[Data records]

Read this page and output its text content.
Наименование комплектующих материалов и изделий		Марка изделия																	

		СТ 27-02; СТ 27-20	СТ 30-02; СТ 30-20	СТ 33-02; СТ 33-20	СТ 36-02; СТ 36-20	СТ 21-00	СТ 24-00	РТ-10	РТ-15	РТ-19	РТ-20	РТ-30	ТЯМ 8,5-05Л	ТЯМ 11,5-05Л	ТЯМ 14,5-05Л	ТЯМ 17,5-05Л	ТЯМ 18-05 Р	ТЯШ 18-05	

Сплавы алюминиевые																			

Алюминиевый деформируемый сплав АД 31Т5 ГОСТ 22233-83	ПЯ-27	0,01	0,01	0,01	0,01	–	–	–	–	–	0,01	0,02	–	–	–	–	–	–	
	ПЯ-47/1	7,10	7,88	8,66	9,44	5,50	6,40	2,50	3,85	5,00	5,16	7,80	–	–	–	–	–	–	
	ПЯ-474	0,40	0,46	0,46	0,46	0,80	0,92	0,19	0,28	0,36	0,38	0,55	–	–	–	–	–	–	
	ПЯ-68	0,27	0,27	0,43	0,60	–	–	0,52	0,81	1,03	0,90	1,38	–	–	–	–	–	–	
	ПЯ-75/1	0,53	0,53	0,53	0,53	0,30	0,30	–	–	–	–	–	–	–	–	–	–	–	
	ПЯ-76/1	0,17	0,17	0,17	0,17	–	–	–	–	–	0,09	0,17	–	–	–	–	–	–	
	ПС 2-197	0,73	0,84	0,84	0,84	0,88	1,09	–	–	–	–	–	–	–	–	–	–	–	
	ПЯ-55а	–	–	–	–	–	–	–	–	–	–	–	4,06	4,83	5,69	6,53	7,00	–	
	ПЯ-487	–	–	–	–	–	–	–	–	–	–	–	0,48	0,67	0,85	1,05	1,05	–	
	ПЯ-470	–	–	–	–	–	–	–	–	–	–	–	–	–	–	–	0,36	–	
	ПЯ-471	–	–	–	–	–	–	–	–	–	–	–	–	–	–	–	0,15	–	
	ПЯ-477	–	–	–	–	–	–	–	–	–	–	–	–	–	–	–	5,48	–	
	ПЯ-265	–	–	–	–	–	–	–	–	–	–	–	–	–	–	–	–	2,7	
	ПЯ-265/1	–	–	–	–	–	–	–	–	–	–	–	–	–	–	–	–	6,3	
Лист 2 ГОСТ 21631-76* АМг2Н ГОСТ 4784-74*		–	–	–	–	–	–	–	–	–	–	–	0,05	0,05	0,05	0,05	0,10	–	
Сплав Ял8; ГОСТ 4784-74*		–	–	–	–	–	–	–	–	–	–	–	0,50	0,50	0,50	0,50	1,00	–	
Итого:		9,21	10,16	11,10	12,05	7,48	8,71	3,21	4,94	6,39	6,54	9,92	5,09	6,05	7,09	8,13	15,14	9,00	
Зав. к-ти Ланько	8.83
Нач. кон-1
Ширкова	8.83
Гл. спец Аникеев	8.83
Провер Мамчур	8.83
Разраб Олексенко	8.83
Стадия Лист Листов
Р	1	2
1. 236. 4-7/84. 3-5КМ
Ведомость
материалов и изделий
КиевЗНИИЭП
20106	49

_Problem description_: Print every line of the records exactly. Omit nothing.

_Correct output_:
Read this page and output its text content.
Наименование комплектующих материалов и изделий		Марка изделия																	

		СТ 27-02; СТ 27-20	СТ 30-02; СТ 30-20	СТ 33-02; СТ 33-20	СТ 36-02; СТ 36-20	СТ 21-00	СТ 24-00	РТ-10	РТ-15	РТ-19	РТ-20	РТ-30	ТЯМ 8,5-05Л	ТЯМ 11,5-05Л	ТЯМ 14,5-05Л	ТЯМ 17,5-05Л	ТЯМ 18-05 Р	ТЯШ 18-05	

Сплавы алюминиевые																			

Алюминиевый деформируемый сплав АД 31Т5 ГОСТ 22233-83	ПЯ-27	0,01	0,01	0,01	0,01	–	–	–	–	–	0,01	0,02	–	–	–	–	–	–	
	ПЯ-47/1	7,10	7,88	8,66	9,44	5,50	6,40	2,50	3,85	5,00	5,16	7,80	–	–	–	–	–	–	
	ПЯ-474	0,40	0,46	0,46	0,46	0,80	0,92	0,19	0,28	0,36	0,38	0,55	–	–	–	–	–	–	
	ПЯ-68	0,27	0,27	0,43	0,60	–	–	0,52	0,81	1,03	0,90	1,38	–	–	–	–	–	–	
	ПЯ-75/1	0,53	0,53	0,53	0,53	0,30	0,30	–	–	–	–	–	–	–	–	–	–	–	
	ПЯ-76/1	0,17	0,17	0,17	0,17	–	–	–	–	–	0,09	0,17	–	–	–	–	–	–	
	ПС 2-197	0,73	0,84	0,84	0,84	0,88	1,09	–	–	–	–	–	–	–	–	–	–	–	
	ПЯ-55а	–	–	–	–	–	–	–	–	–	–	–	4,06	4,83	5,69	6,53	7,00	–	
	ПЯ-487	–	–	–	–	–	–	–	–	–	–	–	0,48	0,67	0,85	1,05	1,05	–	
	ПЯ-470	–	–	–	–	–	–	–	–	–	–	–	–	–	–	–	0,36	–	
	ПЯ-471	–	–	–	–	–	–	–	–	–	–	–	–	–	–	–	0,15	–	
	ПЯ-477	–	–	–	–	–	–	–	–	–	–	–	–	–	–	–	5,48	–	
	ПЯ-265	–	–	–	–	–	–	–	–	–	–	–	–	–	–	–	–	2,7	
	ПЯ-265/1	–	–	–	–	–	–	–	–	–	–	–	–	–	–	–	–	6,3	
Лист 2 ГОСТ 21631-76* АМг2Н ГОСТ 4784-74*		–	–	–	–	–	–	–	–	–	–	–	0,05	0,05	0,05	0,05	0,10	–	
Сплав Ял8; ГОСТ 4784-74*		–	–	–	–	–	–	–	–	–	–	–	0,50	0,50	0,50	0,50	1,00	–	
Итого:		9,21	10,16	11,10	12,05	7,48	8,71	3,21	4,94	6,39	6,54	9,92	5,09	6,05	7,09	8,13	15,14	9,00	
Зав. к-ти Ланько	8.83
Нач. кон-1
Ширкова	8.83
Гл. спец Аникеев	8.83
Провер Мамчур	8.83
Разраб Олексенко	8.83
Стадия Лист Листов
Р	1	2
1. 236. 4-7/84. 3-5КМ
Ведомость
материалов и изделий
КиевЗНИИЭП
20106	49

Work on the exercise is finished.